--- START ---

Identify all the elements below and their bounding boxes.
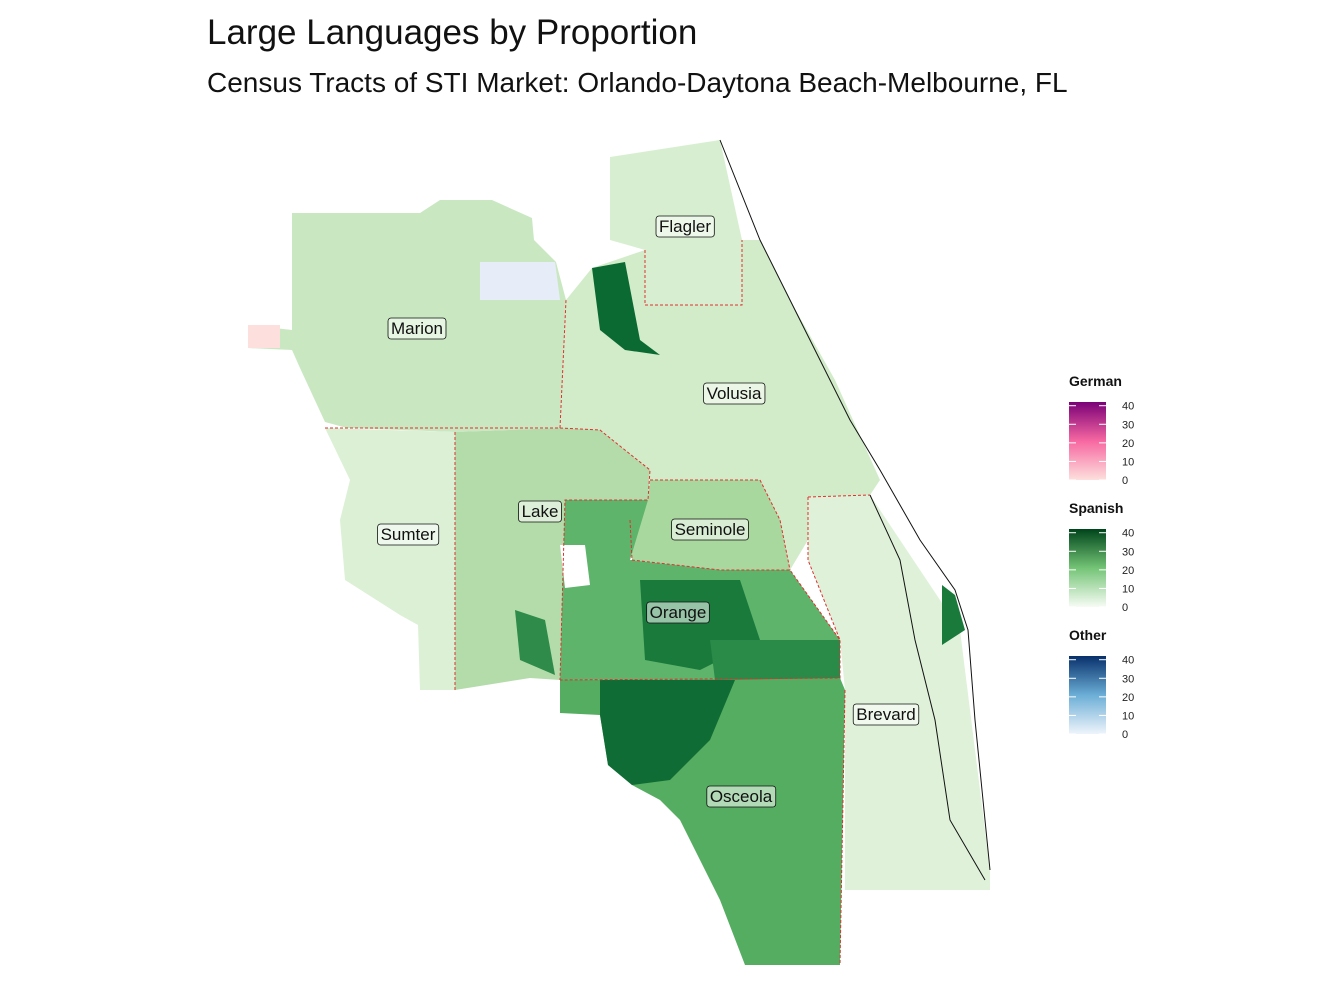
dark-tract: [600, 680, 735, 785]
colorbar: [1069, 529, 1106, 607]
legend-title: Spanish: [1069, 500, 1123, 516]
volusia-area: [560, 240, 880, 570]
county-border: [325, 240, 871, 966]
county-label: Lake: [518, 500, 562, 523]
label-box: [706, 785, 777, 808]
county-label: Orange: [646, 601, 710, 624]
label-box: [387, 317, 447, 340]
county-name: Sumter: [381, 525, 436, 544]
county-label: Osceola: [706, 785, 777, 808]
sumter-area: [325, 428, 455, 690]
legend-tick-label: 40: [1122, 528, 1134, 540]
light-tract: [480, 262, 560, 300]
legend-tick-label: 10: [1122, 456, 1134, 468]
dark-tract: [710, 640, 840, 680]
county-label: Brevard: [852, 703, 920, 726]
county-name: Orange: [650, 603, 707, 622]
county-name: Marion: [391, 319, 443, 338]
lake-area: [455, 428, 650, 690]
legend-tick-label: 0: [1122, 602, 1128, 614]
legend-tick-label: 20: [1122, 565, 1134, 577]
legend-tick-label: 30: [1122, 673, 1134, 685]
legend-tick-label: 30: [1122, 546, 1134, 558]
county-label: Flagler: [655, 215, 715, 238]
legend: German 0 10 20 30 40 Spanish 0 10 20 30 40 Other 0 10 2…: [1069, 373, 1134, 741]
legend-tick-label: 10: [1122, 583, 1134, 595]
legend-tick-label: 0: [1122, 475, 1128, 487]
counties: [248, 139, 991, 966]
county-name: Osceola: [710, 787, 773, 806]
german-tract: [248, 325, 280, 348]
dark-tract: [942, 585, 965, 645]
label-box: [377, 523, 440, 546]
legend-tick-label: 40: [1122, 655, 1134, 667]
legend-tick-label: 20: [1122, 692, 1134, 704]
dark-tract: [592, 262, 660, 355]
label-box: [852, 703, 920, 726]
legend-title: Other: [1069, 627, 1107, 643]
empty-tract: [560, 545, 590, 588]
county-label: Seminole: [671, 518, 749, 541]
label-box: [671, 518, 749, 541]
colorbar: [1069, 656, 1106, 734]
coastline: [719, 139, 991, 881]
legend-tick-label: 30: [1122, 419, 1134, 431]
county-label: Marion: [387, 317, 447, 340]
brevard-area: [808, 495, 990, 890]
colorbar: [1069, 402, 1106, 480]
county-name: Brevard: [856, 705, 916, 724]
label-box: [518, 500, 562, 523]
dark-tract: [515, 610, 555, 675]
subtitle: Census Tracts of STI Market: Orlando-Day…: [207, 67, 1068, 98]
county-labels: Flagler Marion Volusia Lake Sumter Seminole Or…: [377, 215, 920, 808]
legend-tick-label: 0: [1122, 729, 1128, 741]
county-label: Volusia: [703, 382, 766, 405]
county-name: Lake: [522, 502, 559, 521]
county-name: Volusia: [707, 384, 762, 403]
label-box: [703, 382, 766, 405]
label-box: [646, 601, 710, 624]
legend-tick-label: 10: [1122, 710, 1134, 722]
label-box: [655, 215, 715, 238]
title: Large Languages by Proportion: [207, 13, 697, 52]
legend-title: German: [1069, 373, 1122, 389]
legend-tick-label: 20: [1122, 438, 1134, 450]
marion-area: [248, 200, 566, 432]
county-name: Seminole: [675, 520, 746, 539]
county-label: Sumter: [377, 523, 440, 546]
county-name: Flagler: [659, 217, 711, 236]
legend-tick-label: 40: [1122, 401, 1134, 413]
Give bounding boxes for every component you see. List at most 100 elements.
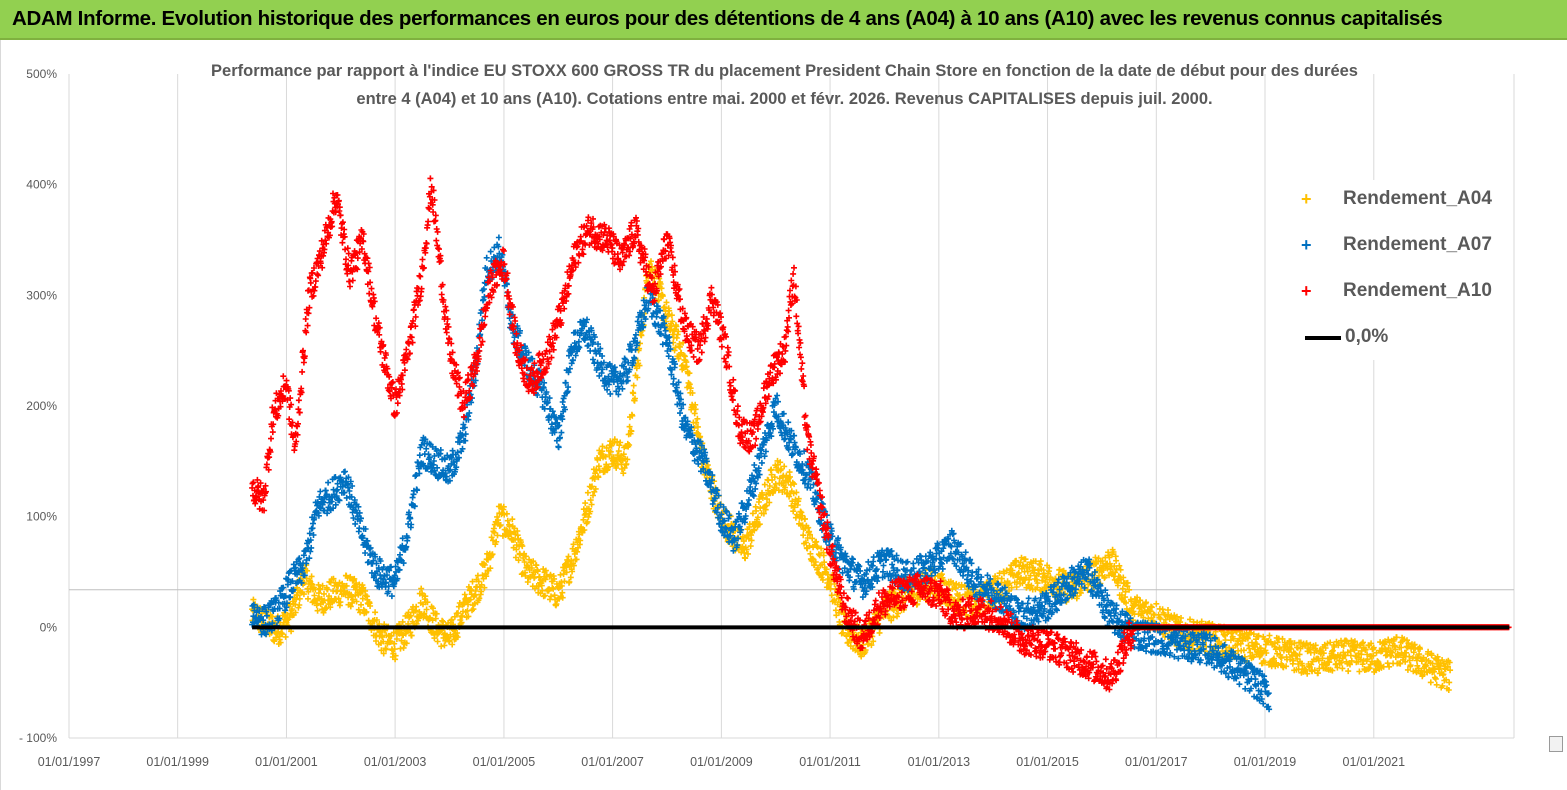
data-point [434, 638, 441, 645]
data-point [467, 596, 474, 603]
data-point [360, 584, 367, 591]
x-tick-label: 01/01/2011 [799, 755, 861, 769]
data-point [494, 532, 501, 539]
data-point [549, 584, 556, 591]
data-point [305, 595, 311, 602]
data-point [418, 585, 425, 592]
data-point [592, 485, 599, 492]
data-point [408, 521, 415, 528]
data-point [488, 534, 495, 541]
data-point [414, 487, 421, 494]
data-point [691, 410, 698, 417]
data-point [695, 460, 702, 467]
data-point [448, 616, 455, 623]
data-point [496, 522, 503, 529]
data-point [413, 603, 420, 610]
data-point [638, 332, 645, 339]
data-point [317, 488, 324, 495]
data-point [367, 603, 374, 609]
data-point [429, 617, 436, 624]
x-tick-label: 01/01/2005 [473, 755, 536, 769]
data-point [388, 632, 395, 639]
data-point [315, 590, 322, 597]
data-point [1266, 632, 1273, 639]
x-tick-label: 01/01/1999 [146, 755, 209, 769]
data-point [581, 527, 588, 533]
data-point [673, 334, 680, 341]
data-point [570, 541, 577, 548]
data-point [509, 516, 516, 523]
data-point [630, 390, 637, 397]
data-point [497, 522, 504, 528]
data-point [500, 503, 507, 510]
data-point [542, 592, 548, 599]
data-point [423, 606, 430, 613]
x-tick-label: 01/01/2021 [1343, 755, 1406, 769]
data-point [483, 573, 490, 580]
data-point [558, 582, 565, 589]
data-point [469, 578, 476, 585]
data-point [373, 617, 380, 623]
data-point [535, 583, 542, 590]
data-point [534, 568, 541, 575]
x-tick-label: 01/01/2009 [690, 755, 753, 769]
data-point [327, 604, 334, 611]
data-point [433, 610, 440, 617]
data-point [476, 595, 483, 602]
data-point [409, 494, 416, 501]
y-tick-label: 200% [26, 399, 57, 413]
y-tick-label: 400% [26, 178, 57, 192]
data-point [478, 588, 485, 595]
data-point [398, 637, 405, 644]
data-point [751, 462, 758, 468]
data-point [589, 483, 595, 490]
data-point [292, 609, 299, 616]
data-point [279, 631, 286, 638]
data-point [670, 380, 677, 387]
data-point [321, 590, 327, 597]
data-point [277, 639, 284, 646]
data-point [343, 494, 350, 501]
data-point [345, 594, 352, 601]
data-point [490, 537, 496, 544]
data-point [421, 610, 428, 617]
data-point [570, 562, 577, 569]
data-point [489, 551, 496, 558]
data-point [391, 646, 398, 653]
data-point [574, 548, 581, 555]
data-point [487, 565, 494, 572]
data-point [785, 419, 792, 426]
data-point [528, 565, 535, 571]
data-point [296, 595, 303, 602]
data-point [330, 575, 337, 582]
report-banner: ADAM Informe. Evolution historique des p… [0, 0, 1567, 40]
x-tick-label: 01/01/2013 [908, 755, 971, 769]
data-point [471, 592, 478, 599]
data-point [359, 595, 366, 602]
data-point [383, 646, 389, 653]
data-point [465, 613, 472, 620]
data-point [584, 489, 591, 496]
data-point [455, 610, 461, 616]
data-point [309, 581, 316, 588]
data-point [504, 517, 511, 524]
data-point [342, 468, 348, 475]
data-point [347, 603, 354, 610]
data-point [455, 603, 462, 610]
data-point [1124, 579, 1131, 586]
data-point [559, 594, 566, 601]
data-point [880, 562, 887, 569]
data-point [1117, 566, 1124, 573]
data-point [314, 607, 321, 614]
data-point [337, 599, 344, 606]
data-point [555, 444, 562, 451]
data-point [1278, 655, 1285, 661]
data-point [519, 543, 526, 550]
axis-layer: 01/01/1997 01/01/1999 01/01/2001 01/01/2003… [19, 67, 1514, 769]
data-point [538, 582, 545, 589]
data-point [320, 609, 327, 616]
data-point [353, 580, 360, 586]
data-point [530, 558, 537, 565]
data-point [397, 551, 403, 558]
data-point [481, 584, 488, 591]
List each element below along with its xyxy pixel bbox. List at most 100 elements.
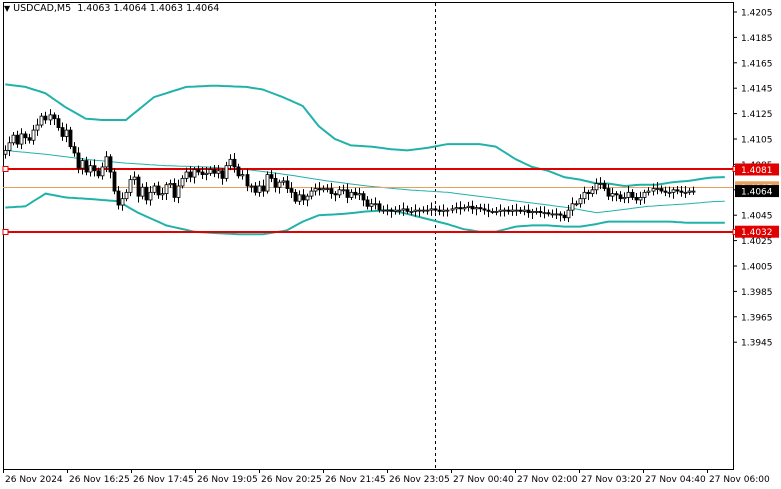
candle[interactable] [494, 210, 499, 213]
candle[interactable] [417, 209, 422, 212]
candle[interactable] [184, 171, 189, 179]
candle[interactable] [240, 174, 245, 177]
triangle-down-icon[interactable]: ▼ [4, 4, 11, 13]
candle[interactable] [458, 207, 463, 210]
candle[interactable] [68, 129, 73, 148]
candle[interactable] [48, 114, 53, 121]
candle[interactable] [450, 208, 455, 211]
candle[interactable] [534, 210, 539, 213]
candle[interactable] [651, 188, 656, 192]
candle[interactable] [530, 210, 535, 214]
candle[interactable] [369, 203, 374, 207]
candle[interactable] [176, 185, 181, 198]
candle[interactable] [393, 209, 398, 212]
candle[interactable] [108, 156, 113, 173]
candle[interactable] [502, 209, 507, 212]
candle[interactable] [96, 170, 101, 177]
candle[interactable] [128, 179, 133, 193]
candle[interactable] [120, 198, 125, 206]
candle[interactable] [92, 165, 97, 172]
candle[interactable] [478, 207, 483, 210]
candle[interactable] [321, 188, 326, 191]
candle[interactable] [208, 169, 213, 174]
candle[interactable] [84, 160, 89, 173]
candle[interactable] [385, 209, 390, 212]
candle[interactable] [381, 209, 386, 212]
candle[interactable] [35, 124, 40, 131]
candle[interactable] [518, 209, 523, 212]
candle[interactable] [642, 191, 647, 198]
candle[interactable] [293, 191, 298, 202]
candle[interactable] [655, 188, 660, 190]
candle[interactable] [200, 171, 205, 175]
candle[interactable] [249, 185, 254, 188]
candle[interactable] [470, 205, 475, 210]
candle[interactable] [216, 170, 221, 174]
candle[interactable] [180, 177, 185, 187]
candles[interactable] [3, 109, 696, 223]
candle[interactable] [466, 205, 471, 208]
candle[interactable] [671, 189, 676, 193]
candle[interactable] [373, 203, 378, 206]
candle[interactable] [578, 198, 583, 205]
candle[interactable] [19, 133, 24, 145]
candle[interactable] [305, 195, 310, 201]
candle[interactable] [659, 188, 664, 192]
candle[interactable] [329, 188, 334, 195]
candle[interactable] [100, 166, 105, 177]
candle[interactable] [289, 188, 294, 193]
candle[interactable] [634, 197, 639, 201]
candle[interactable] [413, 209, 418, 212]
level-anchor-handle[interactable] [2, 166, 9, 172]
candle[interactable] [15, 134, 20, 145]
candle[interactable] [23, 133, 28, 139]
candle[interactable] [228, 158, 233, 167]
candle[interactable] [462, 207, 467, 210]
candle[interactable] [253, 185, 258, 193]
candle[interactable] [454, 207, 459, 210]
candle[interactable] [232, 158, 237, 168]
candle[interactable] [542, 212, 547, 215]
candle[interactable] [333, 193, 338, 196]
candle[interactable] [144, 186, 149, 201]
candle[interactable] [27, 137, 32, 141]
candle[interactable] [401, 208, 406, 211]
candle[interactable] [7, 142, 12, 151]
candle[interactable] [421, 209, 426, 212]
candle[interactable] [341, 189, 346, 192]
candle[interactable] [409, 210, 414, 213]
candle[interactable] [337, 189, 342, 196]
candle[interactable] [405, 208, 410, 212]
candle[interactable] [43, 115, 48, 121]
candle[interactable] [265, 174, 270, 192]
candle[interactable] [80, 160, 85, 169]
level-anchor-handle[interactable] [2, 229, 9, 235]
candle[interactable] [663, 190, 668, 193]
candle[interactable] [679, 190, 684, 193]
candle[interactable] [610, 193, 615, 197]
candle[interactable] [224, 165, 229, 179]
candle[interactable] [646, 190, 651, 193]
candle[interactable] [598, 183, 603, 185]
price-axis[interactable]: 1.4205 1.4185 1.4165 1.4145 1.4125 1.4105 1.40… [733, 9, 773, 349]
candle[interactable] [638, 197, 643, 201]
candle[interactable] [554, 213, 559, 216]
candle[interactable] [72, 146, 77, 154]
candle[interactable] [566, 209, 571, 219]
candle[interactable] [52, 114, 57, 120]
candle[interactable] [510, 209, 515, 212]
candle[interactable] [526, 209, 531, 214]
candle[interactable] [285, 180, 290, 189]
candle[interactable] [353, 191, 358, 196]
candle[interactable] [64, 129, 69, 137]
candle[interactable] [590, 189, 595, 195]
candle[interactable] [152, 185, 157, 193]
candle[interactable] [345, 189, 350, 198]
candle[interactable] [277, 181, 282, 188]
candle[interactable] [506, 209, 511, 212]
candle[interactable] [361, 193, 366, 201]
candle[interactable] [281, 180, 286, 183]
candle[interactable] [172, 183, 177, 198]
candle[interactable] [389, 209, 394, 212]
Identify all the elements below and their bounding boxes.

--- END ---

Problem to solve ->
Please return, unchanged, the lines above from the one containing "dark-tract: [600, 680, 735, 785]" through the one containing "dark-tract: [942, 585, 965, 645]", including both of those lines.

Output for this exercise ->
dark-tract: [600, 680, 735, 785]
colorbar: [1069, 529, 1106, 607]
legend-title: Spanish: [1069, 500, 1123, 516]
volusia-area: [560, 240, 880, 570]
county-border: [325, 240, 871, 966]
county-label: Lake: [518, 500, 562, 523]
label-box: [706, 785, 777, 808]
county-label: Orange: [646, 601, 710, 624]
label-box: [387, 317, 447, 340]
county-name: Sumter: [381, 525, 436, 544]
county-label: Osceola: [706, 785, 777, 808]
sumter-area: [325, 428, 455, 690]
legend-tick-label: 40: [1122, 528, 1134, 540]
light-tract: [480, 262, 560, 300]
legend-tick-label: 10: [1122, 456, 1134, 468]
dark-tract: [710, 640, 840, 680]
county-label: Brevard: [852, 703, 920, 726]
county-name: Orange: [650, 603, 707, 622]
county-name: Marion: [391, 319, 443, 338]
lake-area: [455, 428, 650, 690]
legend-tick-label: 0: [1122, 602, 1128, 614]
legend-tick-label: 20: [1122, 565, 1134, 577]
legend-tick-label: 30: [1122, 673, 1134, 685]
legend-tick-label: 30: [1122, 546, 1134, 558]
county-label: Flagler: [655, 215, 715, 238]
legend: German 0 10 20 30 40 Spanish 0 10 20 30 40 Other 0 10 2…: [1069, 373, 1134, 741]
legend-tick-label: 10: [1122, 583, 1134, 595]
legend-tick-label: 0: [1122, 475, 1128, 487]
counties: [248, 139, 991, 966]
county-name: Osceola: [710, 787, 773, 806]
german-tract: [248, 325, 280, 348]
dark-tract: [942, 585, 965, 645]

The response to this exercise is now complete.